Lift every line from the entries that includes the word "text".

-----

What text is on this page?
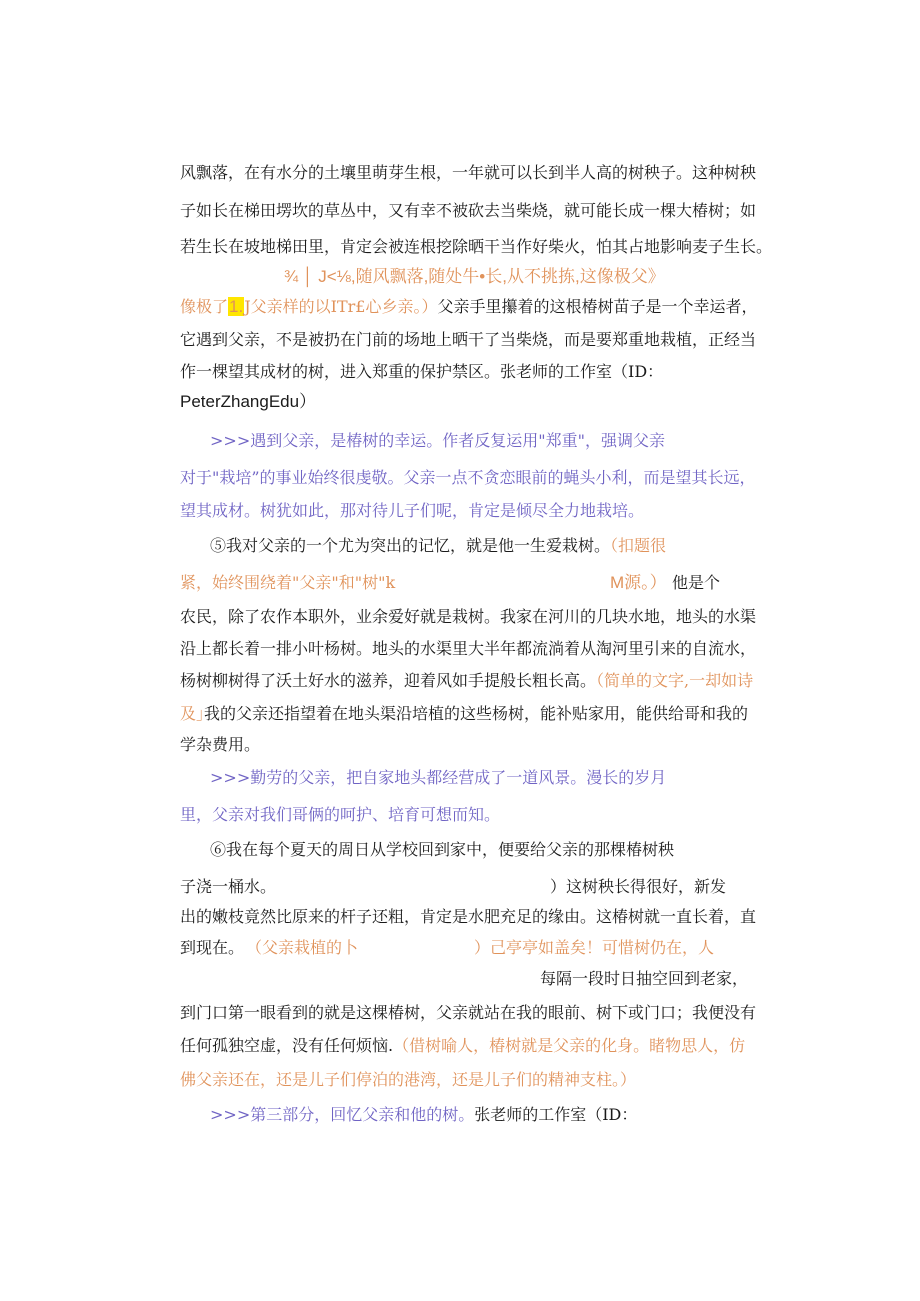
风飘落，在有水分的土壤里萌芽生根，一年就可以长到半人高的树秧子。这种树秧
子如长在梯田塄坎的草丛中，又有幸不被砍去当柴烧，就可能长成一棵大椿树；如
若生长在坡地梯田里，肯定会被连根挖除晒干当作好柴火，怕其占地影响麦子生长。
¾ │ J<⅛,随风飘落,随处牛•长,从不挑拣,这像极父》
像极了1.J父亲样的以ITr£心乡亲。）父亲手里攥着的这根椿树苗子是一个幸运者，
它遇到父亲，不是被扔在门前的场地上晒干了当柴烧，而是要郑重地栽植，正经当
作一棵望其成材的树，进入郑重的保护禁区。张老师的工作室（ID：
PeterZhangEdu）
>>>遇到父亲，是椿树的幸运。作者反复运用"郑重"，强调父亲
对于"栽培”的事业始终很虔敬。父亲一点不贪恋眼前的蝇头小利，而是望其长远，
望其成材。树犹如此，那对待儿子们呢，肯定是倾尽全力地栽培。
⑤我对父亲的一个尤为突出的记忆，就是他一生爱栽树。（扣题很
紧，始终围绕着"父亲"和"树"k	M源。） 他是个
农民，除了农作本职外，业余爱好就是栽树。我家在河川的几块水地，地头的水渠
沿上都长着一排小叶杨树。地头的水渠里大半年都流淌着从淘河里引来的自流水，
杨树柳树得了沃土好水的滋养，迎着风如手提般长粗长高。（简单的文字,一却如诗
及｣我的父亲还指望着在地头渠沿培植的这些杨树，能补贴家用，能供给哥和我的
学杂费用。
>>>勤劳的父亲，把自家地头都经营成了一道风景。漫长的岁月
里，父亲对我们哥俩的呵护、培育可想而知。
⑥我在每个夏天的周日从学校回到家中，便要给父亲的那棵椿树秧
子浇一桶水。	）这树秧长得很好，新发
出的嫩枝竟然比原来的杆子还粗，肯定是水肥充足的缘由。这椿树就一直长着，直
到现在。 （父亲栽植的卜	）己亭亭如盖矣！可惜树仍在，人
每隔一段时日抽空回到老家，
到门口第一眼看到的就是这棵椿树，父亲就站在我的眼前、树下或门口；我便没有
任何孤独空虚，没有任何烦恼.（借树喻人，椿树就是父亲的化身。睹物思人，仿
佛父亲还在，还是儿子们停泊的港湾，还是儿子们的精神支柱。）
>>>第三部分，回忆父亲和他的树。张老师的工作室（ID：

-----

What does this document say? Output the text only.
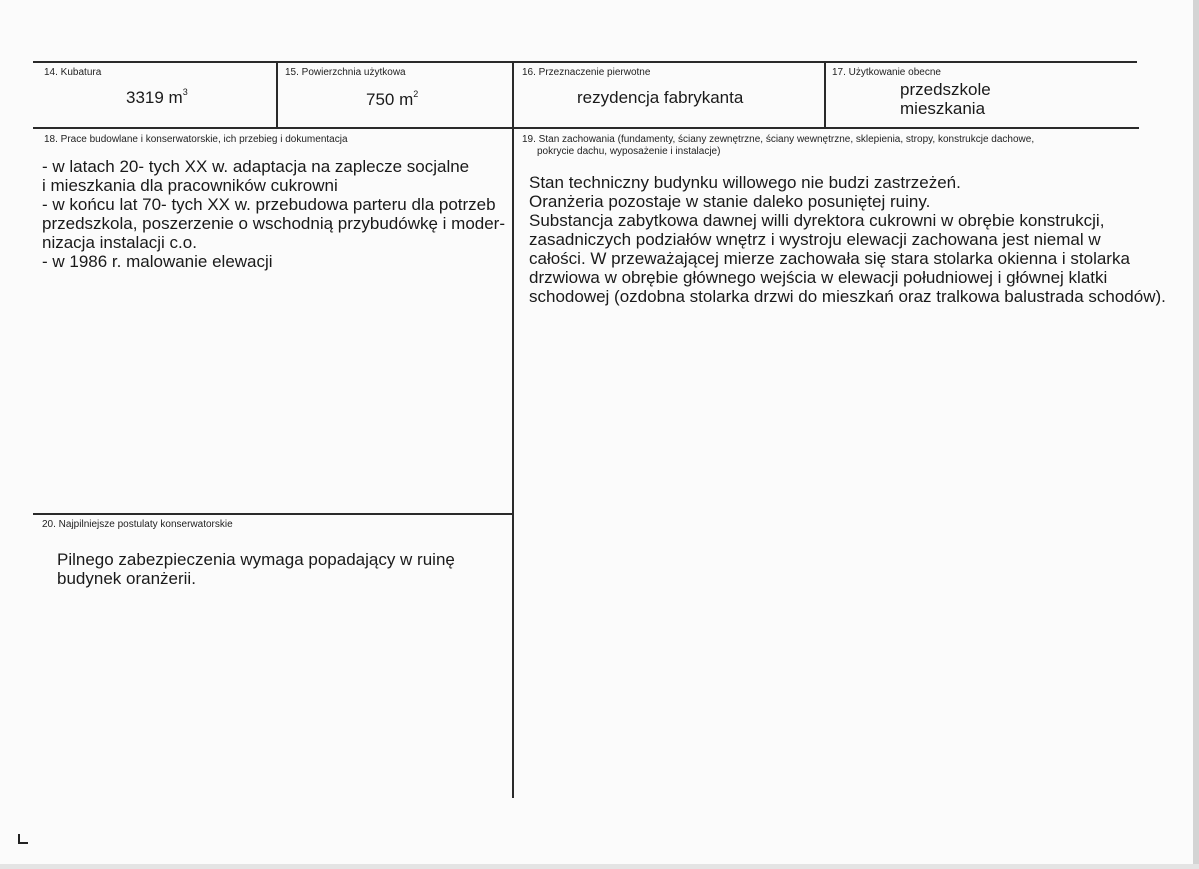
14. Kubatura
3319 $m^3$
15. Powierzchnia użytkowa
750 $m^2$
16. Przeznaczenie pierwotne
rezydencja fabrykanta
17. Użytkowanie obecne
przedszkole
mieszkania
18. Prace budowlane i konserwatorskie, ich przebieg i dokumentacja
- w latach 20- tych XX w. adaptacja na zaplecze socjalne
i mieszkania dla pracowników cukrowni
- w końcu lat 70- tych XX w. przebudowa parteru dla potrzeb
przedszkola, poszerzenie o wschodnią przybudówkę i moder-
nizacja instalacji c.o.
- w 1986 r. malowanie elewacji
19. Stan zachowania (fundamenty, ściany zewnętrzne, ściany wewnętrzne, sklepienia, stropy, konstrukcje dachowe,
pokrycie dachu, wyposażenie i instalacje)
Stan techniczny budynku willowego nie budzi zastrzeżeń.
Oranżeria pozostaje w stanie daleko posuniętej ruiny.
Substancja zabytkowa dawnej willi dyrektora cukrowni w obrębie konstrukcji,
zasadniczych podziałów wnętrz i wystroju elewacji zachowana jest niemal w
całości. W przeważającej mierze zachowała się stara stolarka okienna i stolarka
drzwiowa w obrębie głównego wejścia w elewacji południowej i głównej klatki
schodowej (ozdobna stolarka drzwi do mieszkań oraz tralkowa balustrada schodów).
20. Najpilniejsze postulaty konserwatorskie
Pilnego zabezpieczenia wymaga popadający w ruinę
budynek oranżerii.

-----

▶ _RESPONSE TO THE TASK_:
What text is on this page?
What does this document say? Output the text only.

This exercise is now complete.